**Short exercise**
Extract every line of the data below and reproduce each one unchanged.

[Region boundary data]

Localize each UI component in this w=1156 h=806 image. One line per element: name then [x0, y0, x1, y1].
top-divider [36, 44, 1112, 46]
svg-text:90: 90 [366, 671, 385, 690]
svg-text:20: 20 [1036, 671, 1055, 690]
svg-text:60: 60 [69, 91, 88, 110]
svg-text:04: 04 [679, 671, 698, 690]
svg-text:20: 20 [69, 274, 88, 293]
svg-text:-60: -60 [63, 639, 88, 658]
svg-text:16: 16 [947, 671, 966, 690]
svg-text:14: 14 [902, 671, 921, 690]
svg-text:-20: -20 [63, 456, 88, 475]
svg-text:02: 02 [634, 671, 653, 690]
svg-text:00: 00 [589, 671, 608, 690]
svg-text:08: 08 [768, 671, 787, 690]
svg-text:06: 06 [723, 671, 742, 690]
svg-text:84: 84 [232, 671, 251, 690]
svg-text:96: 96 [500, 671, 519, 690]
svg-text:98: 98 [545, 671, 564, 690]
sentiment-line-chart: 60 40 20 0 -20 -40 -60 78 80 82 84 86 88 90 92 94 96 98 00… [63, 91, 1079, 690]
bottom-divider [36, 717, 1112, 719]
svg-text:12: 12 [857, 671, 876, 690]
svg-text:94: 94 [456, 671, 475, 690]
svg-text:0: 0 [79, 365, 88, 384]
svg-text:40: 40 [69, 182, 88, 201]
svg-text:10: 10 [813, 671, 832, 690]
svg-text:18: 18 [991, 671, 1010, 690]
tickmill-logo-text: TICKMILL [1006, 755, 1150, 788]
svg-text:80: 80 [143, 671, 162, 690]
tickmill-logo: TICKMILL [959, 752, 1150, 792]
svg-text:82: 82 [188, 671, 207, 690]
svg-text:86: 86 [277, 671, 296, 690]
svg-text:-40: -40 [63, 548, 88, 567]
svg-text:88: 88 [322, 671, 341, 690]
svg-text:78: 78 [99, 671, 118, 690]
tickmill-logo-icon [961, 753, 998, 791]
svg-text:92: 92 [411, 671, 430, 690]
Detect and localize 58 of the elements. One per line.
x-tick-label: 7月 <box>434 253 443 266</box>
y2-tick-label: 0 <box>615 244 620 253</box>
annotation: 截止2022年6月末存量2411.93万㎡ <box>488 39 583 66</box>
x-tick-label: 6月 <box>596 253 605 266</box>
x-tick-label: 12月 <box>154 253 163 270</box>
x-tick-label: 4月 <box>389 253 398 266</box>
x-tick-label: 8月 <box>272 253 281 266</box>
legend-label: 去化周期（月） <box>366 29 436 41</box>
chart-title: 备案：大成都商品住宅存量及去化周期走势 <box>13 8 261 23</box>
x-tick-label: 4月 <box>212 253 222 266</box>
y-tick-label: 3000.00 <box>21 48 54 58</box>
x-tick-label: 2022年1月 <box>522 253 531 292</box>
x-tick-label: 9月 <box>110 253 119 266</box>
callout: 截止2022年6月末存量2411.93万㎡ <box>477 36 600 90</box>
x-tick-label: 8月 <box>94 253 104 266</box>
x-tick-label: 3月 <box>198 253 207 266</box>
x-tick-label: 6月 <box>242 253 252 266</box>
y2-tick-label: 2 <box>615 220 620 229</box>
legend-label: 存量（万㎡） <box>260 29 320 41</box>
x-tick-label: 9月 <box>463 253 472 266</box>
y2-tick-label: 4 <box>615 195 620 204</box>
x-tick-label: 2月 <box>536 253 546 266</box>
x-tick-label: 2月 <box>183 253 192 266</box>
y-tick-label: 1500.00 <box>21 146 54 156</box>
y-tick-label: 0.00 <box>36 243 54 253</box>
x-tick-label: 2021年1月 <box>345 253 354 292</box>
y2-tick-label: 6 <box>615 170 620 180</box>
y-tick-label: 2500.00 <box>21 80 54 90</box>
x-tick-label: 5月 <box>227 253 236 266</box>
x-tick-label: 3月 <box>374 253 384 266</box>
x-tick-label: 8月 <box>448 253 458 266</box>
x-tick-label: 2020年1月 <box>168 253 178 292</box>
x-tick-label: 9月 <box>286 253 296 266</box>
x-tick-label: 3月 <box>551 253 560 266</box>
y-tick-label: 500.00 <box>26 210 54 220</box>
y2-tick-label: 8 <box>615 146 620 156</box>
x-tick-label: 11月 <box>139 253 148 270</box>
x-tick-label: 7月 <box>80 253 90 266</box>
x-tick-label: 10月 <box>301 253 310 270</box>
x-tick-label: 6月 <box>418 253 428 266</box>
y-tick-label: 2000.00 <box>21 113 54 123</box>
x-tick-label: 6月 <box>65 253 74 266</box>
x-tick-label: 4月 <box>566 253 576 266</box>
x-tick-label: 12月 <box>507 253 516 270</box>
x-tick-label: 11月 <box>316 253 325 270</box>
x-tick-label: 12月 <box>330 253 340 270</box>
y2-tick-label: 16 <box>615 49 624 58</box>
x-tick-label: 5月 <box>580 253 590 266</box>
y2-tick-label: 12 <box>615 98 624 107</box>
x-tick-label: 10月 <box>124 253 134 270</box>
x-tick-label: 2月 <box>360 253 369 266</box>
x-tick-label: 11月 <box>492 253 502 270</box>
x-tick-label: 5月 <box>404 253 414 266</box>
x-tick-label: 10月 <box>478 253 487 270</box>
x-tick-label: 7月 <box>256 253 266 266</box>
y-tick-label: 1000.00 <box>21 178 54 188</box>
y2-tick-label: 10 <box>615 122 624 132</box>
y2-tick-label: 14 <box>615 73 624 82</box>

**Solution for this exercise**
Localize each UI component in this w=1156 h=806 image. One line per element: name then [x0, y0, x1, y1].
top-divider [36, 44, 1112, 46]
svg-text:90: 90 [366, 671, 385, 690]
svg-text:20: 20 [1036, 671, 1055, 690]
svg-text:60: 60 [69, 91, 88, 110]
svg-text:04: 04 [679, 671, 698, 690]
svg-text:20: 20 [69, 274, 88, 293]
svg-text:-60: -60 [63, 639, 88, 658]
svg-text:16: 16 [947, 671, 966, 690]
svg-text:14: 14 [902, 671, 921, 690]
svg-text:-20: -20 [63, 456, 88, 475]
svg-text:02: 02 [634, 671, 653, 690]
svg-text:00: 00 [589, 671, 608, 690]
svg-text:08: 08 [768, 671, 787, 690]
svg-text:06: 06 [723, 671, 742, 690]
svg-text:84: 84 [232, 671, 251, 690]
svg-text:96: 96 [500, 671, 519, 690]
svg-text:98: 98 [545, 671, 564, 690]
sentiment-line-chart: 60 40 20 0 -20 -40 -60 78 80 82 84 86 88 90 92 94 96 98 00… [63, 91, 1079, 690]
bottom-divider [36, 717, 1112, 719]
svg-text:12: 12 [857, 671, 876, 690]
svg-text:94: 94 [456, 671, 475, 690]
svg-text:0: 0 [79, 365, 88, 384]
svg-text:40: 40 [69, 182, 88, 201]
svg-text:10: 10 [813, 671, 832, 690]
svg-text:18: 18 [991, 671, 1010, 690]
tickmill-logo-text: TICKMILL [1006, 755, 1150, 788]
svg-text:80: 80 [143, 671, 162, 690]
tickmill-logo: TICKMILL [959, 752, 1150, 792]
svg-text:82: 82 [188, 671, 207, 690]
svg-text:86: 86 [277, 671, 296, 690]
svg-text:-40: -40 [63, 548, 88, 567]
svg-text:88: 88 [322, 671, 341, 690]
svg-text:78: 78 [99, 671, 118, 690]
tickmill-logo-icon [961, 753, 998, 791]
svg-text:92: 92 [411, 671, 430, 690]
Detect and localize 58 of the elements. One per line.
x-tick-label: 7月 <box>434 253 443 266</box>
y2-tick-label: 0 <box>615 244 620 253</box>
annotation: 截止2022年6月末存量2411.93万㎡ <box>488 39 583 66</box>
x-tick-label: 6月 <box>596 253 605 266</box>
x-tick-label: 12月 <box>154 253 163 270</box>
x-tick-label: 4月 <box>389 253 398 266</box>
x-tick-label: 8月 <box>272 253 281 266</box>
legend-label: 去化周期（月） <box>366 29 436 41</box>
chart-title: 备案：大成都商品住宅存量及去化周期走势 <box>13 8 261 23</box>
x-tick-label: 4月 <box>212 253 222 266</box>
y-tick-label: 3000.00 <box>21 48 54 58</box>
x-tick-label: 2022年1月 <box>522 253 531 292</box>
x-tick-label: 9月 <box>110 253 119 266</box>
callout: 截止2022年6月末存量2411.93万㎡ <box>477 36 600 90</box>
x-tick-label: 8月 <box>94 253 104 266</box>
x-tick-label: 3月 <box>198 253 207 266</box>
x-tick-label: 6月 <box>242 253 252 266</box>
y2-tick-label: 2 <box>615 220 620 229</box>
legend-label: 存量（万㎡） <box>260 29 320 41</box>
x-tick-label: 9月 <box>463 253 472 266</box>
y2-tick-label: 4 <box>615 195 620 204</box>
x-tick-label: 2月 <box>536 253 546 266</box>
x-tick-label: 2月 <box>183 253 192 266</box>
y-tick-label: 1500.00 <box>21 146 54 156</box>
y-tick-label: 0.00 <box>36 243 54 253</box>
x-tick-label: 2021年1月 <box>345 253 354 292</box>
y2-tick-label: 6 <box>615 170 620 180</box>
y-tick-label: 2500.00 <box>21 80 54 90</box>
x-tick-label: 5月 <box>227 253 236 266</box>
x-tick-label: 3月 <box>374 253 384 266</box>
x-tick-label: 8月 <box>448 253 458 266</box>
x-tick-label: 2020年1月 <box>168 253 178 292</box>
x-tick-label: 9月 <box>286 253 296 266</box>
x-tick-label: 3月 <box>551 253 560 266</box>
y-tick-label: 500.00 <box>26 210 54 220</box>
y2-tick-label: 8 <box>615 146 620 156</box>
x-tick-label: 11月 <box>139 253 148 270</box>
x-tick-label: 7月 <box>80 253 90 266</box>
x-tick-label: 10月 <box>301 253 310 270</box>
x-tick-label: 6月 <box>418 253 428 266</box>
y-tick-label: 2000.00 <box>21 113 54 123</box>
x-tick-label: 6月 <box>65 253 74 266</box>
x-tick-label: 4月 <box>566 253 576 266</box>
x-tick-label: 12月 <box>507 253 516 270</box>
x-tick-label: 11月 <box>316 253 325 270</box>
x-tick-label: 12月 <box>330 253 340 270</box>
y2-tick-label: 16 <box>615 49 624 58</box>
x-tick-label: 5月 <box>580 253 590 266</box>
y2-tick-label: 12 <box>615 98 624 107</box>
x-tick-label: 10月 <box>124 253 134 270</box>
x-tick-label: 2月 <box>360 253 369 266</box>
x-tick-label: 11月 <box>492 253 502 270</box>
x-tick-label: 5月 <box>404 253 414 266</box>
x-tick-label: 10月 <box>478 253 487 270</box>
x-tick-label: 7月 <box>256 253 266 266</box>
y-tick-label: 1000.00 <box>21 178 54 188</box>
y2-tick-label: 10 <box>615 122 624 132</box>
y2-tick-label: 14 <box>615 73 624 82</box>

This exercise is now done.